> **PROBLEM REQUIREMENTS**: Output the entries below exactly as written, omitting pictures.

> **WORKING DATA**:
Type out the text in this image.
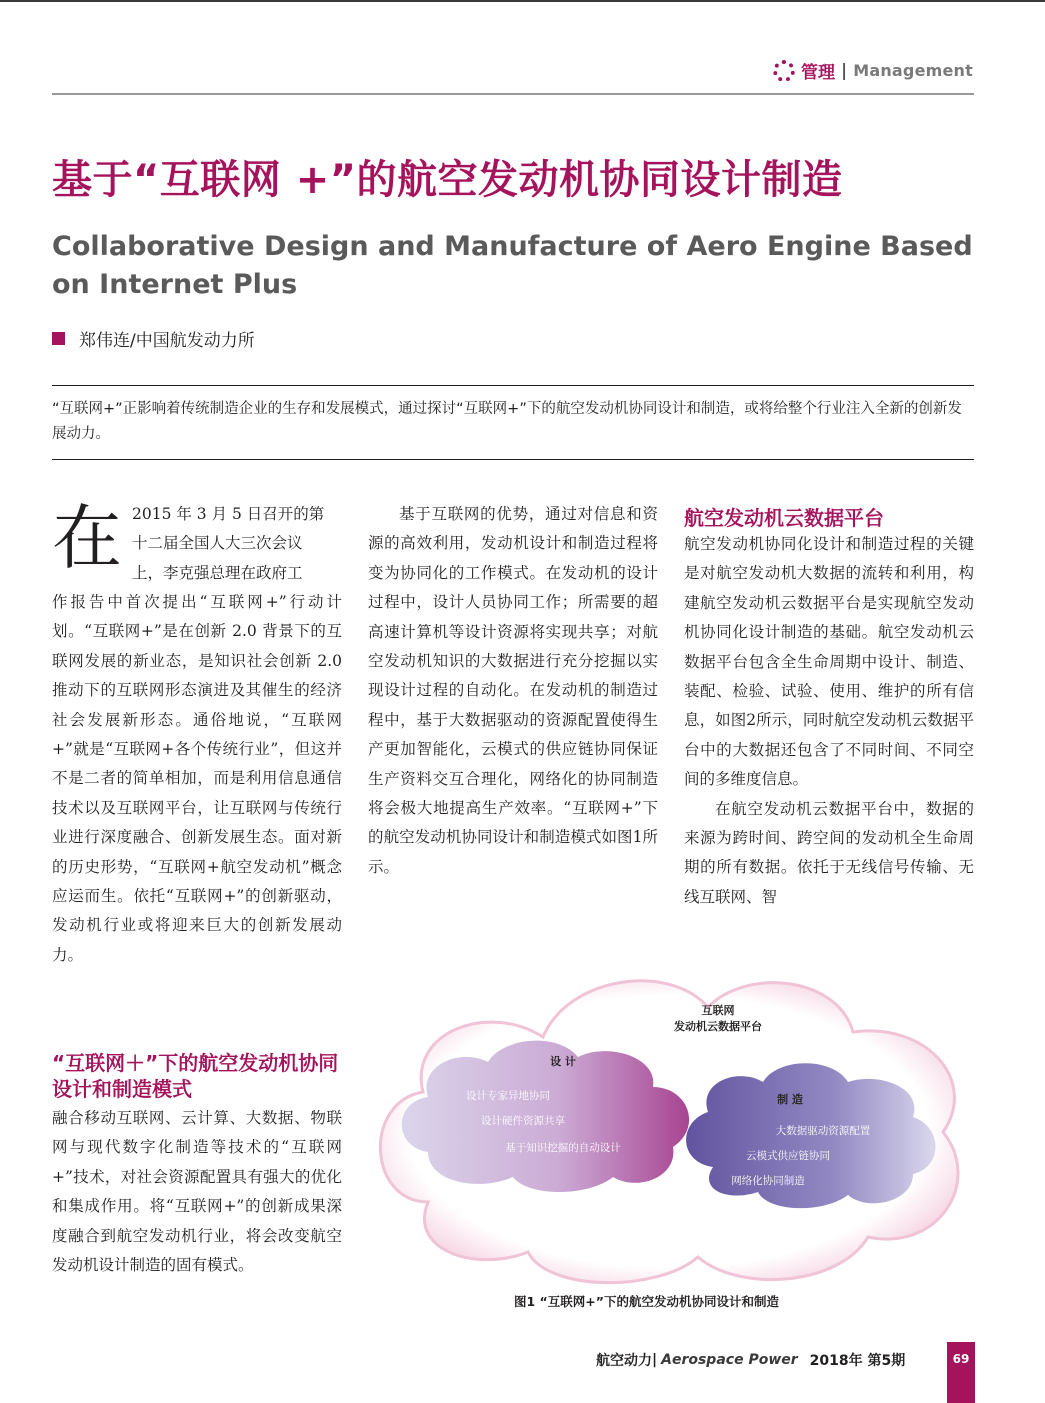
管理 | Management
基于“互联网 +”的航空发动机协同设计制造
Collaborative Design and Manufacture of Aero Engine Based on Internet Plus
郑伟连/中国航发动力所
“互联网+”正影响着传统制造企业的生存和发展模式，通过探讨“互联网+”下的航空发动机协同设计和制造，或将给整个行业注入全新的创新发展动力。
在 2015 年 3 月 5 日召开的第

十二届全国人大三次会议

上，李克强总理在政府工

作报告中首次提出“互联网+”行动计划。“互联网+”是在创新 2.0 背景下的互联网发展的新业态，是知识社会创新 2.0 推动下的互联网形态演进及其催生的经济社会发展新形态。通俗地说，“互联网+”就是“互联网+各个传统行业”，但这并不是二者的简单相加，而是利用信息通信技术以及互联网平台，让互联网与传统行业进行深度融合、创新发展生态。面对新的历史形势，“互联网+航空发动机”概念应运而生。依托“互联网+”的创新驱动，发动机行业或将迎来巨大的创新发展动力。

“互联网＋”下的航空发动机协同设计和制造模式

融合移动互联网、云计算、大数据、物联网与现代数字化制造等技术的“互联网+”技术，对社会资源配置具有强大的优化和集成作用。将“互联网+”的创新成果深度融合到航空发动机行业，将会改变航空发动机设计制造的固有模式。

基于互联网的优势，通过对信息和资源的高效利用，发动机设计和制造过程将变为协同化的工作模式。在发动机的设计过程中，设计人员协同工作；所需要的超高速计算机等设计资源将实现共享；对航空发动机知识的大数据进行充分挖掘以实现设计过程的自动化。在发动机的制造过程中，基于大数据驱动的资源配置使得生产更加智能化，云模式的供应链协同保证生产资料交互合理化，网络化的协同制造将会极大地提高生产效率。“互联网+”下的航空发动机协同设计和制造模式如图1所示。

航空发动机云数据平台

航空发动机协同化设计和制造过程的关键是对航空发动机大数据的流转和利用，构建航空发动机云数据平台是实现航空发动机协同化设计制造的基础。航空发动机云数据平台包含全生命周期中设计、制造、装配、检验、试验、使用、维护的所有信息，如图2所示，同时航空发动机云数据平台中的大数据还包含了不同时间、不同空间的多维度信息。

在航空发动机云数据平台中，数据的来源为跨时间、跨空间的发动机全生命周期的所有数据。依托于无线信号传输、无线互联网、智

互联网
发动机云数据平台
设 计
设计专家异地协同
设计硬件资源共享
基于知识挖掘的自动设计
制 造
大数据驱动资源配置
云模式供应链协同
网络化协同制造
图1 “互联网+”下的航空发动机协同设计和制造
航空动力 | Aerospace Power 2018年 第5期	69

> **SOLUTION BELOW**:
Type out the text in this image.
管理 | Management
基于“互联网 +”的航空发动机协同设计制造
Collaborative Design and Manufacture of Aero Engine Based on Internet Plus
郑伟连/中国航发动力所
“互联网+”正影响着传统制造企业的生存和发展模式，通过探讨“互联网+”下的航空发动机协同设计和制造，或将给整个行业注入全新的创新发展动力。
在 2015 年 3 月 5 日召开的第

十二届全国人大三次会议

上，李克强总理在政府工

作报告中首次提出“互联网+”行动计划。“互联网+”是在创新 2.0 背景下的互联网发展的新业态，是知识社会创新 2.0 推动下的互联网形态演进及其催生的经济社会发展新形态。通俗地说，“互联网+”就是“互联网+各个传统行业”，但这并不是二者的简单相加，而是利用信息通信技术以及互联网平台，让互联网与传统行业进行深度融合、创新发展生态。面对新的历史形势，“互联网+航空发动机”概念应运而生。依托“互联网+”的创新驱动，发动机行业或将迎来巨大的创新发展动力。

“互联网＋”下的航空发动机协同设计和制造模式

融合移动互联网、云计算、大数据、物联网与现代数字化制造等技术的“互联网+”技术，对社会资源配置具有强大的优化和集成作用。将“互联网+”的创新成果深度融合到航空发动机行业，将会改变航空发动机设计制造的固有模式。

基于互联网的优势，通过对信息和资源的高效利用，发动机设计和制造过程将变为协同化的工作模式。在发动机的设计过程中，设计人员协同工作；所需要的超高速计算机等设计资源将实现共享；对航空发动机知识的大数据进行充分挖掘以实现设计过程的自动化。在发动机的制造过程中，基于大数据驱动的资源配置使得生产更加智能化，云模式的供应链协同保证生产资料交互合理化，网络化的协同制造将会极大地提高生产效率。“互联网+”下的航空发动机协同设计和制造模式如图1所示。

航空发动机云数据平台

航空发动机协同化设计和制造过程的关键是对航空发动机大数据的流转和利用，构建航空发动机云数据平台是实现航空发动机协同化设计制造的基础。航空发动机云数据平台包含全生命周期中设计、制造、装配、检验、试验、使用、维护的所有信息，如图2所示，同时航空发动机云数据平台中的大数据还包含了不同时间、不同空间的多维度信息。

在航空发动机云数据平台中，数据的来源为跨时间、跨空间的发动机全生命周期的所有数据。依托于无线信号传输、无线互联网、智

互联网
发动机云数据平台
设 计
设计专家异地协同
设计硬件资源共享
基于知识挖掘的自动设计
制 造
大数据驱动资源配置
云模式供应链协同
网络化协同制造
图1 “互联网+”下的航空发动机协同设计和制造
航空动力 | Aerospace Power 2018年 第5期	69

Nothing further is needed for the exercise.